REQUIREMENTS
In the material below, identify each line bearing the word "want". Reproduce those lines.

ENTRIES
──────────
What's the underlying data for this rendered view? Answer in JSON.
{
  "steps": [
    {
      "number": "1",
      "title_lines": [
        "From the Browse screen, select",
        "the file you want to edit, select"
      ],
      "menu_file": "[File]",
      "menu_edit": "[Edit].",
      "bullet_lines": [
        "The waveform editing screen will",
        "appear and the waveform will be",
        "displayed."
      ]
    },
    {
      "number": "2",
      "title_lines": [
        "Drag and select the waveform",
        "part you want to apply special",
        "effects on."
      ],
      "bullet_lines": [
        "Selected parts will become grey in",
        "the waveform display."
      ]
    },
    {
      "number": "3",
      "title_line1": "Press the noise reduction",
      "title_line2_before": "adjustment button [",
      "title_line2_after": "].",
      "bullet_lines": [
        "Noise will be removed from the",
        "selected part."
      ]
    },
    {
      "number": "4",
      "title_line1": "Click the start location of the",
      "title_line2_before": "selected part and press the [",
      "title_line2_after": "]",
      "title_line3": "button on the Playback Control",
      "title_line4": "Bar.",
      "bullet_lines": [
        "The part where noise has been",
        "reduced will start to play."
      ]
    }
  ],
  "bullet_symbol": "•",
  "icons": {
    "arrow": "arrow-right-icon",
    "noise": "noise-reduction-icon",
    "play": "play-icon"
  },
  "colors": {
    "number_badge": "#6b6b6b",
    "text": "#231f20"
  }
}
──────────
ANSWER TO THIS TASK
        "the file you want to edit, select"
        "part you want to apply special",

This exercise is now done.